━━ Alıntılanan metin ━━
En Sıcak Konular
Vakit
Ali İhsan Karahasanoğlu
0 0 0000
Cevaptaki ‘dik duruş’, kapatmayı zorlaştırır!
AKParti’nin, kapatma davasında Anayasa Mahkemesi’ne verdiği cevap, dün açıklandı. Daha doğrusu ele geçirildi.
Burada benim dikkatimi çeken husus şu oldu.. Kapatma davasının iddianamesini imzalayan Başsavcı idi.. İddianame, Anayasa Mahkemesi’ne verildiği gün basına da sızdırıldı.
İddianameye karşı AKParti’nin verdiği cevap ise, Anayasa Mahkemesi’ne ulaştığı gün değil; günler sonra, özellikle de YargıtayBaşsavcılığı’na verildikten sonra basının eline geçti.
Bu olayda üç taraf var. Başsavcılık. Anayasa Mahkemesi ve AK Parti..
Acaba sızdırma olayının faili kim diye baktığımızda, iddianame ve cevabın sızdırılma günleri bize gerçeği gösteriyor.
Belgelerin basına sızdırılmasının kaynağı, Anayasa Mahkemesi değil.. Çünkü AK Parti’nin iddianameye verdiği cevap, Anayasa Mahkemesi’ne gönderildiğinde basının eline hemen geçmedi. Demek ki Anayasa Mahkemesi kaynak değil.
━━━
▸ Alıştırmalar
A. Alıntılanan metne göre kapatma davasının iddianamesini kim imzalamıştı?
B. Alıntılanan metinde "En Sıcak Konular" ile "ve AK Parti.." arasında kalan bölümü, bu iki ifade de dahil olmak üzere olduğu gibi aktarın.
C. Alıntılanan metinde olayın tarafları olarak sayılanların hepsini yazın.
Malzemenin alıntılanan metinle bir bağlantısı yoktur.
━━ Gösterilen bilgiler ━━
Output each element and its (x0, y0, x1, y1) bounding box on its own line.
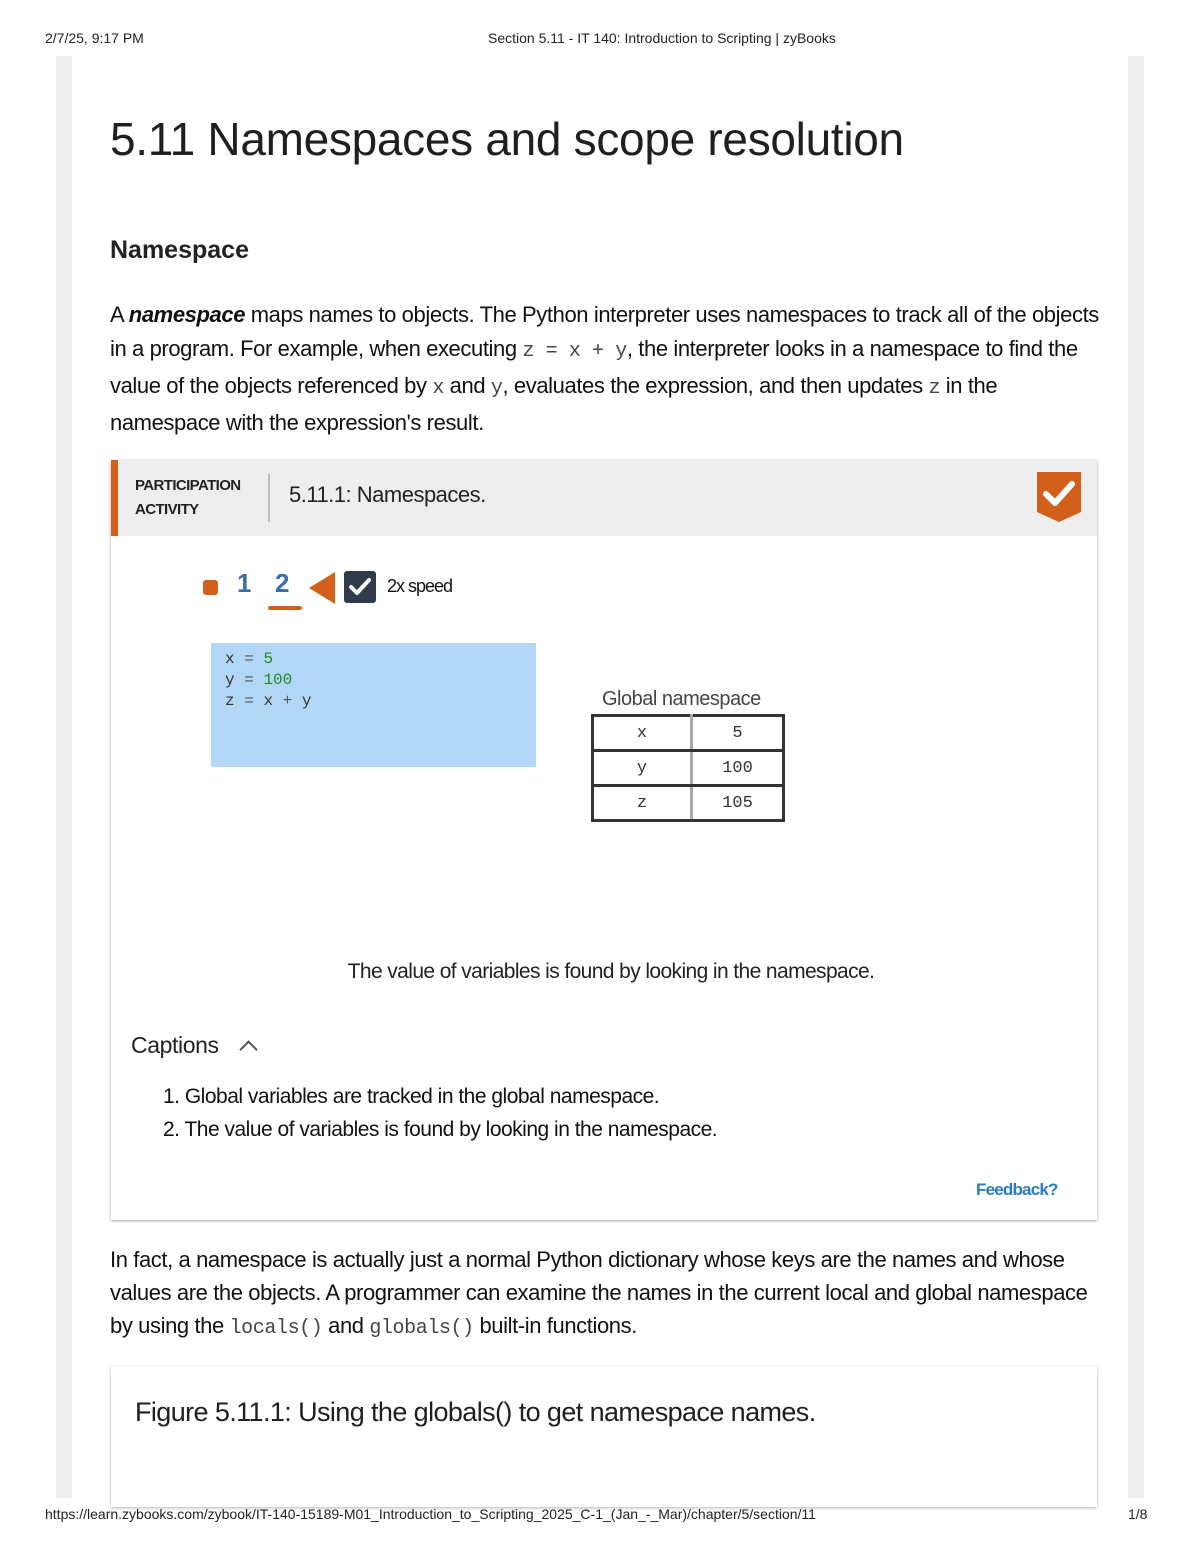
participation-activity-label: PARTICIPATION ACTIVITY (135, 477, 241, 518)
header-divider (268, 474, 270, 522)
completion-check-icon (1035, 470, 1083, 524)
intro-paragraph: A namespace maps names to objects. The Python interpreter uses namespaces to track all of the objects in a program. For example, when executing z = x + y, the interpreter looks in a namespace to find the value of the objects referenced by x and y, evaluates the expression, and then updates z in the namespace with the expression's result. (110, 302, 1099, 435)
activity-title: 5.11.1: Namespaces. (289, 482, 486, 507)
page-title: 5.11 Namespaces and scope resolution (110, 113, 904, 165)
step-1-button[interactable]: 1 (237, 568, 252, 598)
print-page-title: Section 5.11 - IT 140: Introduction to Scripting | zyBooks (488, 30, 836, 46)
━━━
▸ Cevaplar
A. İddianameyi Başsavcı imzalamıştı.

B.
En Sıcak Konular
Vakit
Ali İhsan Karahasanoğlu
0 0 0000
Cevaptaki ‘dik duruş’, kapatmayı zorlaştırır!
AKParti’nin, kapatma davasında Anayasa Mahkemesi’ne verdiği cevap, dün açıklandı. Daha doğrusu ele geçirildi.
Burada benim dikkatimi çeken husus şu oldu.. Kapatma davasının iddianamesini imzalayan Başsavcı idi.. İddianame, Anayasa Mahkemesi’ne verildiği gün basına da sızdırıldı.
İddianameye karşı AKParti’nin verdiği cevap ise, Anayasa Mahkemesi’ne ulaştığı gün değil; günler sonra, özellikle de YargıtayBaşsavcılığı’na verildikten sonra basının eline geçti.
Bu olayda üç taraf var. Başsavcılık. Anayasa Mahkemesi ve AK Parti..

C. Başsavcılık, Anayasa Mahkemesi, AK Parti